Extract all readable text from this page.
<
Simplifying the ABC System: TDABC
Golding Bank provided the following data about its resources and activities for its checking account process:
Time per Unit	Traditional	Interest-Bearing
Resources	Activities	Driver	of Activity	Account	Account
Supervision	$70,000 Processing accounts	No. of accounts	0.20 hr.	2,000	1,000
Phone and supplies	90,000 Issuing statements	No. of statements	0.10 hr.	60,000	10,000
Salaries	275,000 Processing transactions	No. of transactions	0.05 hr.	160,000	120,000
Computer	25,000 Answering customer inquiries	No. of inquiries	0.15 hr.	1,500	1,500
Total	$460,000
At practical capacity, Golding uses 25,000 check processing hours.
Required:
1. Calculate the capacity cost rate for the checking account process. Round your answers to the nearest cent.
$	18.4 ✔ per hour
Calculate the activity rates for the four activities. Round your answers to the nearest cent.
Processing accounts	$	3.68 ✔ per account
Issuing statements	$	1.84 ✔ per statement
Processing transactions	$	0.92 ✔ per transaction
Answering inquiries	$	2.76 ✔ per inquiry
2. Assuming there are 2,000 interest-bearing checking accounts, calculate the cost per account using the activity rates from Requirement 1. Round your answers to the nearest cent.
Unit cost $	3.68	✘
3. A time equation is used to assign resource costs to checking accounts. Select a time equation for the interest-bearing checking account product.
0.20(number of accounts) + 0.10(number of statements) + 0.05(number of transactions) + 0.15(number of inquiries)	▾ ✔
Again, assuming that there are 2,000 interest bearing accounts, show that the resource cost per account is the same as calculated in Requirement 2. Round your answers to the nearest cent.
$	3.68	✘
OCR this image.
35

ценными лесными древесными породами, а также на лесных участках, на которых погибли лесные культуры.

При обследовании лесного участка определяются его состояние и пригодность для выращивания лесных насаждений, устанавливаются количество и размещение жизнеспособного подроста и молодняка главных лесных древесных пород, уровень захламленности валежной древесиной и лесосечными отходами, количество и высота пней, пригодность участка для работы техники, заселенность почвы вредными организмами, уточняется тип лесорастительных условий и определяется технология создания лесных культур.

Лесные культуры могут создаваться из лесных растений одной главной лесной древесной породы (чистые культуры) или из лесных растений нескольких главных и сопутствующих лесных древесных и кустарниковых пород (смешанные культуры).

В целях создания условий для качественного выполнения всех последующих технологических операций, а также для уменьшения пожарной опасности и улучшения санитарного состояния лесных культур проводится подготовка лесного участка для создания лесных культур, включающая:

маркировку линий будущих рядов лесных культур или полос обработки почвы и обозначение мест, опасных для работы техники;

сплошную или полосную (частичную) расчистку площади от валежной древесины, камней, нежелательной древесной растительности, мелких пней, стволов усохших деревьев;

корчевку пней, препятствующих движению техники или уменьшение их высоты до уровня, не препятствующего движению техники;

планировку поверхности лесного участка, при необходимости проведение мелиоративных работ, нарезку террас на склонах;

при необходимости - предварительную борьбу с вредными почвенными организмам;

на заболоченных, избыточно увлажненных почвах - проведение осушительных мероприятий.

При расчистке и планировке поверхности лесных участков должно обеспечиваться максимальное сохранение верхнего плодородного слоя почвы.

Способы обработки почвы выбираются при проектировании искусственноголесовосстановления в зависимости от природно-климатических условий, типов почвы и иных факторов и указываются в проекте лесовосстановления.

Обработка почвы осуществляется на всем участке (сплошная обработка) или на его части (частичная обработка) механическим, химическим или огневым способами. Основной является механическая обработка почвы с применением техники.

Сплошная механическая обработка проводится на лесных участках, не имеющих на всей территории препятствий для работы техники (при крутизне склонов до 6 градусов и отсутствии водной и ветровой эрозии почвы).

========================

=== GIVEN EXERCISE ===
How many lines in the records above contain the word "обработка"? Give only the number.

=== OUTPUT FOR THIS TASK ===
2